Written problem — Print the entries in full, word for word, but not the pictures.
— start —
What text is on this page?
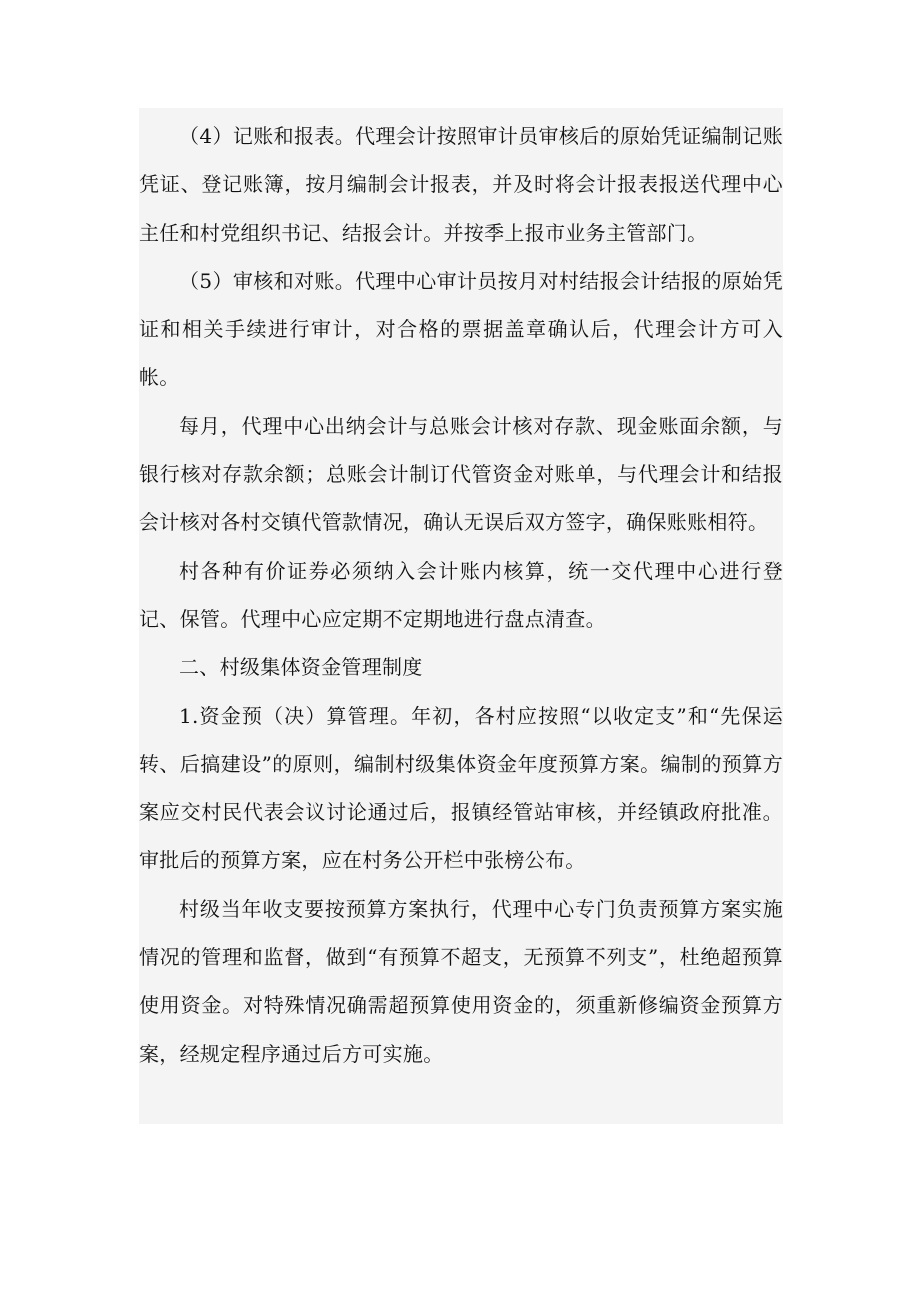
（4）记账和报表。代理会计按照审计员审核后的原始凭证编制记账凭证、登记账簿，按月编制会计报表，并及时将会计报表报送代理中心主任和村党组织书记、结报会计。并按季上报市业务主管部门。

（5）审核和对账。代理中心审计员按月对村结报会计结报的原始凭证和相关手续进行审计，对合格的票据盖章确认后，代理会计方可入帐。

每月，代理中心出纳会计与总账会计核对存款、现金账面余额，与银行核对存款余额；总账会计制订代管资金对账单，与代理会计和结报会计核对各村交镇代管款情况，确认无误后双方签字，确保账账相符。

村各种有价证券必须纳入会计账内核算，统一交代理中心进行登记、保管。代理中心应定期不定期地进行盘点清查。

二、村级集体资金管理制度

1.资金预（决）算管理。年初，各村应按照“以收定支”和“先保运转、后搞建设”的原则，编制村级集体资金年度预算方案。编制的预算方案应交村民代表会议讨论通过后，报镇经管站审核，并经镇政府批准。审批后的预算方案，应在村务公开栏中张榜公布。

村级当年收支要按预算方案执行，代理中心专门负责预算方案实施情况的管理和监督，做到“有预算不超支，无预算不列支”，杜绝超预算使用资金。对特殊情况确需超预算使用资金的，须重新修编资金预算方案，经规定程序通过后方可实施。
— end —
Solution below —
What text is on this page?
（4）记账和报表。代理会计按照审计员审核后的原始凭证编制记账凭证、登记账簿，按月编制会计报表，并及时将会计报表报送代理中心主任和村党组织书记、结报会计。并按季上报市业务主管部门。

（5）审核和对账。代理中心审计员按月对村结报会计结报的原始凭证和相关手续进行审计，对合格的票据盖章确认后，代理会计方可入帐。

每月，代理中心出纳会计与总账会计核对存款、现金账面余额，与银行核对存款余额；总账会计制订代管资金对账单，与代理会计和结报会计核对各村交镇代管款情况，确认无误后双方签字，确保账账相符。

村各种有价证券必须纳入会计账内核算，统一交代理中心进行登记、保管。代理中心应定期不定期地进行盘点清查。

二、村级集体资金管理制度

1.资金预（决）算管理。年初，各村应按照“以收定支”和“先保运转、后搞建设”的原则，编制村级集体资金年度预算方案。编制的预算方案应交村民代表会议讨论通过后，报镇经管站审核，并经镇政府批准。审批后的预算方案，应在村务公开栏中张榜公布。

村级当年收支要按预算方案执行，代理中心专门负责预算方案实施情况的管理和监督，做到“有预算不超支，无预算不列支”，杜绝超预算使用资金。对特殊情况确需超预算使用资金的，须重新修编资金预算方案，经规定程序通过后方可实施。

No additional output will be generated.